Data items
------------------------------------------------------------

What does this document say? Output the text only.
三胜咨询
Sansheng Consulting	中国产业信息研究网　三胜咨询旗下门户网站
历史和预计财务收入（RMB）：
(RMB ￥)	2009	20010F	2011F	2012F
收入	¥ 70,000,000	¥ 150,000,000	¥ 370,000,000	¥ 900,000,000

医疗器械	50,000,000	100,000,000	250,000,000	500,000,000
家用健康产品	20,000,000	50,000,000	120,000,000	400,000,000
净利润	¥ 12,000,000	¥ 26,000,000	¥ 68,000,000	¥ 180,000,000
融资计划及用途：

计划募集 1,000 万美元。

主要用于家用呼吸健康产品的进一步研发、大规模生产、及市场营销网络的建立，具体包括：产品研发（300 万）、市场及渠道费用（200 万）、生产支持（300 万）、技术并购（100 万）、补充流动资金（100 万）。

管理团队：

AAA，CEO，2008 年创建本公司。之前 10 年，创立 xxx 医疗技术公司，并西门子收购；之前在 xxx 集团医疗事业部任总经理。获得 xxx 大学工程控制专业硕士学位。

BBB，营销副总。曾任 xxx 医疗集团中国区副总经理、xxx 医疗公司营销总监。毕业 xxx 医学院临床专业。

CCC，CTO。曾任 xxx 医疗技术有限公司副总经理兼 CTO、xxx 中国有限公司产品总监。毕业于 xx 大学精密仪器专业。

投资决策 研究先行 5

------------------------------------------------------------

What this task involves:
Output each record exactly, leaving nothing out.

Output of the task:
What does this document say? Output the text only.
三胜咨询
Sansheng Consulting	中国产业信息研究网　三胜咨询旗下门户网站
历史和预计财务收入（RMB）：
(RMB ￥)	2009	20010F	2011F	2012F
收入	¥ 70,000,000	¥ 150,000,000	¥ 370,000,000	¥ 900,000,000

医疗器械	50,000,000	100,000,000	250,000,000	500,000,000
家用健康产品	20,000,000	50,000,000	120,000,000	400,000,000
净利润	¥ 12,000,000	¥ 26,000,000	¥ 68,000,000	¥ 180,000,000
融资计划及用途：

计划募集 1,000 万美元。

主要用于家用呼吸健康产品的进一步研发、大规模生产、及市场营销网络的建立，具体包括：产品研发（300 万）、市场及渠道费用（200 万）、生产支持（300 万）、技术并购（100 万）、补充流动资金（100 万）。

管理团队：

AAA，CEO，2008 年创建本公司。之前 10 年，创立 xxx 医疗技术公司，并西门子收购；之前在 xxx 集团医疗事业部任总经理。获得 xxx 大学工程控制专业硕士学位。

BBB，营销副总。曾任 xxx 医疗集团中国区副总经理、xxx 医疗公司营销总监。毕业 xxx 医学院临床专业。

CCC，CTO。曾任 xxx 医疗技术有限公司副总经理兼 CTO、xxx 中国有限公司产品总监。毕业于 xx 大学精密仪器专业。

投资决策 研究先行 5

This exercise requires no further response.